▶ **Document extract**:
I think that’s the direction that things are going as we look at modernization.

Dipti Borkar | Ahana 

Absolutely. Look at S3, as the cloud, the most widely used, cloud store, it’s 15 years in the making. So, trillions of objects that are in S3. And now that it’s ubiquitous, and it’s so cheap, most of the data is landing there. So that’s the first place the data lands. And users are thinking about okay, once it lands there, what can I do with it? Do I have to move it into another system for analysis? And that might be the case as you said, there will be extremely low latency requirements, in some cases, where it might need to be in a warehouse.

Or it might need to be – of course, you know, operational systems will always be there – here we’re talking about analytics. And what other processing can I run directly on top of S3 and on top of these objects? Without moving the data around. So that I get the cost benefits, which, which AWS has driven through, it’s very cheap to store data now, and so can I have compute on top? Essentially to do structured analysis to do semi-structured analysis, or even unstructured analysis with machine learning, deep learning and so on.

S3 and the cloud migration, I would say, has played a massive role in, in this in the adoption of data lakes, and the move towards the modern data lake that you have here.

John Santaferraro | Industry Analyst 

So, you at Ahana, you guys talk about this move from data to insight and the idea of the SQL query engine. Do you want to walk us through this Dipti?

▶ **Task details**:
Please return the part of the data lake transcript starting with "I think that’s" and going on through "in a warehouse.", copied word for word.

▶ **Extracted records**:

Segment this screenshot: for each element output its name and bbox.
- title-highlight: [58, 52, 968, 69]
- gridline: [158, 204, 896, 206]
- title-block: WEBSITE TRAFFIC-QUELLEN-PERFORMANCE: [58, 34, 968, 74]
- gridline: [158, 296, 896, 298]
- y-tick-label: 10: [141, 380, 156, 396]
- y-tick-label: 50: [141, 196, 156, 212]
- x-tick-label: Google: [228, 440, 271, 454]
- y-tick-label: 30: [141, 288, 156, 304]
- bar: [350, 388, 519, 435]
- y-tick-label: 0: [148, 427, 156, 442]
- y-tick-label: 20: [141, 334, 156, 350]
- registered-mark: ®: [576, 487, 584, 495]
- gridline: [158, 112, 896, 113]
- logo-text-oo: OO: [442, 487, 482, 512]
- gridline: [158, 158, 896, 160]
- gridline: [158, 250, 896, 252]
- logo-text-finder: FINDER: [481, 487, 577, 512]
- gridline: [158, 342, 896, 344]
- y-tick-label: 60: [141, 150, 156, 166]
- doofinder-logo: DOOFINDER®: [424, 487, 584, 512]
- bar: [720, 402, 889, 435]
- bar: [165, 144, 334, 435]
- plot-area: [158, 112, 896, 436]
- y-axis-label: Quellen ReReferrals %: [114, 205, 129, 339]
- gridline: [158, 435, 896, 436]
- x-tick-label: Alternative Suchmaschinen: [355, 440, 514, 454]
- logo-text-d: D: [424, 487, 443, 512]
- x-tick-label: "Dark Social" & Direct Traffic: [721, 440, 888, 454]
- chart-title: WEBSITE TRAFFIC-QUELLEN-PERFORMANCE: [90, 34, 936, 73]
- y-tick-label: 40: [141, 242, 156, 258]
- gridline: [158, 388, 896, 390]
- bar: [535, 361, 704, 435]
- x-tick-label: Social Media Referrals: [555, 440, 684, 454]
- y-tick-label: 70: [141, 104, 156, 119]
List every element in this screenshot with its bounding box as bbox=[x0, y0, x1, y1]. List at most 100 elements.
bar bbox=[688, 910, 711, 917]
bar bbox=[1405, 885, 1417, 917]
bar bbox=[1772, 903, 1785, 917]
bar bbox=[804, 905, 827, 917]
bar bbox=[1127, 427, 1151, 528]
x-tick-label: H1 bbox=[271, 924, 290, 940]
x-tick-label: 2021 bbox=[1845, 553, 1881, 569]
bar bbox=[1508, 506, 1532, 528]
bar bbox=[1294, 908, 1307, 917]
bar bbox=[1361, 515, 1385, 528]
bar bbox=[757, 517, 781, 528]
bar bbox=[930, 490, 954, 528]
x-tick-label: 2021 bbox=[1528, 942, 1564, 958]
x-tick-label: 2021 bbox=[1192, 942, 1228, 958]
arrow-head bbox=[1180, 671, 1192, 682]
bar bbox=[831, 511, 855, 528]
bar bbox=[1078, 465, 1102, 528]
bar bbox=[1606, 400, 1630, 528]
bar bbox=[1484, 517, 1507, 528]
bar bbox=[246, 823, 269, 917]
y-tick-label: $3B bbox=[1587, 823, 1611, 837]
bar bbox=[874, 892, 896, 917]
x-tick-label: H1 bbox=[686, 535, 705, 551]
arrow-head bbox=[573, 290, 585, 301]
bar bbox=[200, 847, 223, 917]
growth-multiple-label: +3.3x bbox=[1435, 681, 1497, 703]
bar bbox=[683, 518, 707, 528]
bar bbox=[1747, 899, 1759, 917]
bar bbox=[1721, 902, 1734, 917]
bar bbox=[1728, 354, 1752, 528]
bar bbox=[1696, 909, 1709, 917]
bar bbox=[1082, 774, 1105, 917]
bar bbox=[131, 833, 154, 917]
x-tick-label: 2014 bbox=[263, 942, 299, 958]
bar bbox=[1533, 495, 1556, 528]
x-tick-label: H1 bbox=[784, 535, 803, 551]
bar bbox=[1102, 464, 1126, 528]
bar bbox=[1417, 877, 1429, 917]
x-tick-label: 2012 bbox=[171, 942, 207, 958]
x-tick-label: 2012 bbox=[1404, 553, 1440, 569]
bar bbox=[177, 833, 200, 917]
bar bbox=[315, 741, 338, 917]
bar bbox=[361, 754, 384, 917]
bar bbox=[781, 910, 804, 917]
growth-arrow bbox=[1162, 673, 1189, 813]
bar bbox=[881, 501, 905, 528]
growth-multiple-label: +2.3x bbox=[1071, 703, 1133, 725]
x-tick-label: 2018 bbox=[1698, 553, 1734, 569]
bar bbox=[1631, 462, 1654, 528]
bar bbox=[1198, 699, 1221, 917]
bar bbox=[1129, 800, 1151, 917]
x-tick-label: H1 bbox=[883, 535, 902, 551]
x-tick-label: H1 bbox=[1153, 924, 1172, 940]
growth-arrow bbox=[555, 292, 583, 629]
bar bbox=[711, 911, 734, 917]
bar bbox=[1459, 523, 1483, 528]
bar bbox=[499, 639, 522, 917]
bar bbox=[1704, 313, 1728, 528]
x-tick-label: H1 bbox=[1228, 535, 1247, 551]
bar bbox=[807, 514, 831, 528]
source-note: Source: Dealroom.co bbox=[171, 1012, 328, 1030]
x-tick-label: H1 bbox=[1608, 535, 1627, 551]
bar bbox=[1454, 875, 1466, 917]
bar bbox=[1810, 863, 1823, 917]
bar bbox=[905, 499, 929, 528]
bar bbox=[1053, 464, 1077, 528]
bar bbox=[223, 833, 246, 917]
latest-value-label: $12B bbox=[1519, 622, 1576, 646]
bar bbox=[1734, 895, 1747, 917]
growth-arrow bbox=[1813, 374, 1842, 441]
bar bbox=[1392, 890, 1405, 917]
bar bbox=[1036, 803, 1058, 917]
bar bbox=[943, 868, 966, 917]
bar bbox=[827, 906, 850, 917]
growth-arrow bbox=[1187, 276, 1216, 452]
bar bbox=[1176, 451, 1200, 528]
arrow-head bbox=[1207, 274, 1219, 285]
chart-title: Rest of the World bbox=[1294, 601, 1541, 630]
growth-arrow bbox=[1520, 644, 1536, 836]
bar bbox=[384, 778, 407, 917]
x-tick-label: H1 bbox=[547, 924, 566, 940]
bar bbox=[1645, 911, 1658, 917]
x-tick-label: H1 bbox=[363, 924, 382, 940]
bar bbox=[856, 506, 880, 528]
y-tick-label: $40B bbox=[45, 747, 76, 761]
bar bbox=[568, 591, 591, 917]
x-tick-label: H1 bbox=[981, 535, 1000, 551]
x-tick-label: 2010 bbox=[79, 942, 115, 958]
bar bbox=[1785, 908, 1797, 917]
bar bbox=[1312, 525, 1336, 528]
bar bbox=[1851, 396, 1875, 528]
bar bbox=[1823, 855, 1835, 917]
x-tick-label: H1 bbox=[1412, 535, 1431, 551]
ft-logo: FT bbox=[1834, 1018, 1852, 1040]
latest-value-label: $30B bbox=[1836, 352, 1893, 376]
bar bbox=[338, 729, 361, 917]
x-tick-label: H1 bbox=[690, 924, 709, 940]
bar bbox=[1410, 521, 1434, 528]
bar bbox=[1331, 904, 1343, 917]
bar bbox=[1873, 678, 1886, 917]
==
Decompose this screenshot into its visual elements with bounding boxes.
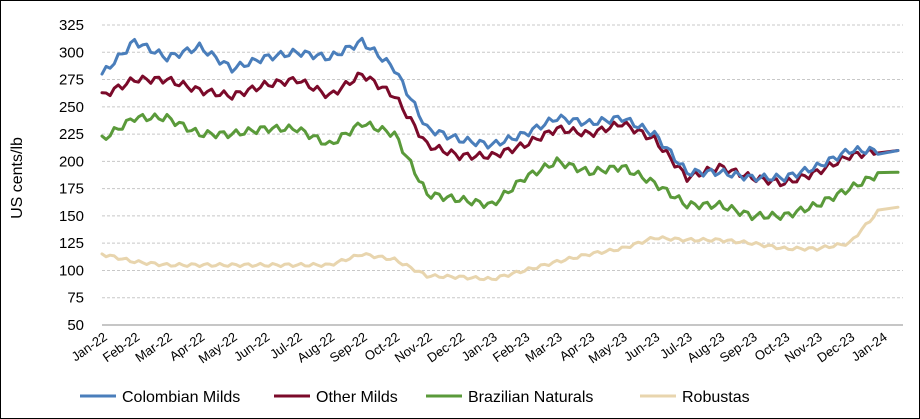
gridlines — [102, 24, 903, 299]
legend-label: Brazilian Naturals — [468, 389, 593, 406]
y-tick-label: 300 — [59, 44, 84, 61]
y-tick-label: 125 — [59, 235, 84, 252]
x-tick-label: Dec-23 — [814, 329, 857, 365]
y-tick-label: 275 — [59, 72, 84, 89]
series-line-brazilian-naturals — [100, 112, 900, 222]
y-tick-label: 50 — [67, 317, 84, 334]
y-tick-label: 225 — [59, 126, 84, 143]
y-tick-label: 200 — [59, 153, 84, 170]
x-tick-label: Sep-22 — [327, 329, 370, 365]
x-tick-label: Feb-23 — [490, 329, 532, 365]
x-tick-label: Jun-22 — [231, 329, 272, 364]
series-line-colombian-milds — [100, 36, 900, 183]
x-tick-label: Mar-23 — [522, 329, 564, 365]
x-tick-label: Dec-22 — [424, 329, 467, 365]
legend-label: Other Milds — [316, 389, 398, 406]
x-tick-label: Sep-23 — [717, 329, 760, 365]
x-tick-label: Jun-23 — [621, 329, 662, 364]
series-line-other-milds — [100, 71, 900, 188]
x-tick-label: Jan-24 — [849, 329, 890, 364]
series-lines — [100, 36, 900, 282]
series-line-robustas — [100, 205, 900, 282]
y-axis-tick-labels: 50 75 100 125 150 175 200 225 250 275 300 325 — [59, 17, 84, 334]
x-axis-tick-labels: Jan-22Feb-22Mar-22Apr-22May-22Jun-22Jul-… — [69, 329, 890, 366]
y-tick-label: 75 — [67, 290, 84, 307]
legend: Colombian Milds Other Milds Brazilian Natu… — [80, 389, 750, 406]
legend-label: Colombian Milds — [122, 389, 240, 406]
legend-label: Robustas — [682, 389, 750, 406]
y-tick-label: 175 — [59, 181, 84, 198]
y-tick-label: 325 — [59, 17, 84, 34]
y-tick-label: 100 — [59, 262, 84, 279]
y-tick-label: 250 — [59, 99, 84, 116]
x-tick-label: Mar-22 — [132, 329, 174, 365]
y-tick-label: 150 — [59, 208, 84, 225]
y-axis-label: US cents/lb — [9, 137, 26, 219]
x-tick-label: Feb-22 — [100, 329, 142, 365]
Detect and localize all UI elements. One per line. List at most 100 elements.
...
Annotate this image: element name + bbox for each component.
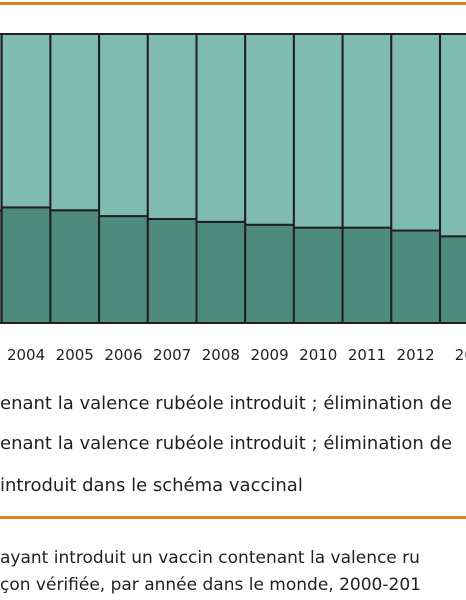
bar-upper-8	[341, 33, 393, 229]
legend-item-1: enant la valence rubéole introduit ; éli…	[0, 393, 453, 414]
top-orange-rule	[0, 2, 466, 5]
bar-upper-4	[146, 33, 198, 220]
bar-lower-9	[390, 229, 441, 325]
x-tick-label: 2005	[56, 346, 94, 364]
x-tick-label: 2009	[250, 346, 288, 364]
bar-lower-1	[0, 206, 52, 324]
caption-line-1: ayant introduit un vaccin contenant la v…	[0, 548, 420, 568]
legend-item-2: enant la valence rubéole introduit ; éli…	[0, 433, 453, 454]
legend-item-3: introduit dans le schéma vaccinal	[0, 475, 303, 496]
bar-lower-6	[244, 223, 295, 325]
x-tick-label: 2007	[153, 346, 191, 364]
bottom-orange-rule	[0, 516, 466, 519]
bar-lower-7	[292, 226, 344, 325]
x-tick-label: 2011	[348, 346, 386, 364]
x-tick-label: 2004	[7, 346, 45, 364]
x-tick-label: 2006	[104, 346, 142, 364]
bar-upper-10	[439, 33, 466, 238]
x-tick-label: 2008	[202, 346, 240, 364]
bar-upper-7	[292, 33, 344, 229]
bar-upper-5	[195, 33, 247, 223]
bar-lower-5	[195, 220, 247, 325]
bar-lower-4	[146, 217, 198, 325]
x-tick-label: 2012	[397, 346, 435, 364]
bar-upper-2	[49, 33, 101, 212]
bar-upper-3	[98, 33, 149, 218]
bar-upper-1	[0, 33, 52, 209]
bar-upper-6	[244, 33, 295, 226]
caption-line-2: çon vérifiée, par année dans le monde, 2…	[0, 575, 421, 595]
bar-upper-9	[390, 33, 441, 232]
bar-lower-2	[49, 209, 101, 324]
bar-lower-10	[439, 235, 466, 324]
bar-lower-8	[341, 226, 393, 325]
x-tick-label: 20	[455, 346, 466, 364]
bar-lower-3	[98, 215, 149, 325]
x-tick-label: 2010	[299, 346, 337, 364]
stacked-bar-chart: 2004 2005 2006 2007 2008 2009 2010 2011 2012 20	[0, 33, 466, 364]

▶ **Output for this task**:
I think that’s the direction that things are going as we look at modernization.

Dipti Borkar | Ahana 

Absolutely. Look at S3, as the cloud, the most widely used, cloud store, it’s 15 years in the making. So, trillions of objects that are in S3. And now that it’s ubiquitous, and it’s so cheap, most of the data is landing there. So that’s the first place the data lands. And users are thinking about okay, once it lands there, what can I do with it? Do I have to move it into another system for analysis? And that might be the case as you said, there will be extremely low latency requirements, in some cases, where it might need to be in a warehouse.